Exercise details –
Copy out the part of the Neal v. Kurz opinion below from "Church, Read &" up to and including "May 8, 1929.", swapping "Dallas" for "Houston" each time it appears.

── Passage provided

Case ID: sw2d_26/html/0478-01.html
Source: Caselaw Access Project
Author: {"author": "HIGGINS, J.", "license": "Public Domain", "url": "https://static.case.law/"}
Date Created: 2024-08-24T03:29:51.129683

NEAL v. KURZ.
    No. 2406.
    Court of Civil Appeals of Texas. El Paso.
    March 20, 1930.
    Church, Read & Bane, of Dallas, for plaintiff in error.
    E. B. Muse, Cavin Muse, and Geo. C. Cochran, all of Dallas, for defendant in error.
   HIGGINS, J.

Plaintiff in error, garnishee of H. V. Robertson, answered the writ of garnishment admitting he was “indebted to the said Y. H. Robertson in the sum of two hundred and fifty dollars as evidenced by five certain promissory notes of fifty dollars each, the first of said notes being due and payable at Dallas, Texas, in the sum of fifty dollars on May the first, 1929, and a like sum on the first of each month thereafter until the full amount shall be paid. And garnishee says that he will not pay said money or any of same to the said Y. H. Robertson until ordered to do so by the court and will withhold payment in trust to be paid to whomsoever the court orders same, paid.” This answer was filed May 8, 1929.

────
── Data provided

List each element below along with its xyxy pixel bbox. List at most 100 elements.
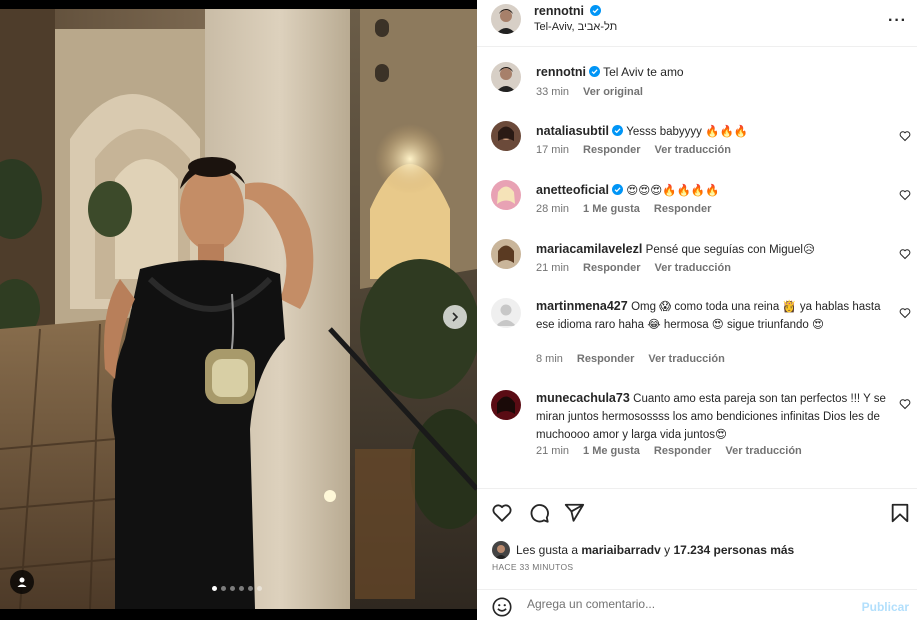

────

Complete output –
Church, Read & Bane, of Houston, for plaintiff in error.
    E. B. Muse, Cavin Muse, and Geo. C. Cochran, all of Houston, for defendant in error.
   HIGGINS, J.

Plaintiff in error, garnishee of H. V. Robertson, answered the writ of garnishment admitting he was “indebted to the said Y. H. Robertson in the sum of two hundred and fifty dollars as evidenced by five certain promissory notes of fifty dollars each, the first of said notes being due and payable at Houston, Texas, in the sum of fifty dollars on May the first, 1929, and a like sum on the first of each month thereafter until the full amount shall be paid. And garnishee says that he will not pay said money or any of same to the said Y. H. Robertson until ordered to do so by the court and will withhold payment in trust to be paid to whomsoever the court orders same, paid.” This answer was filed May 8, 1929.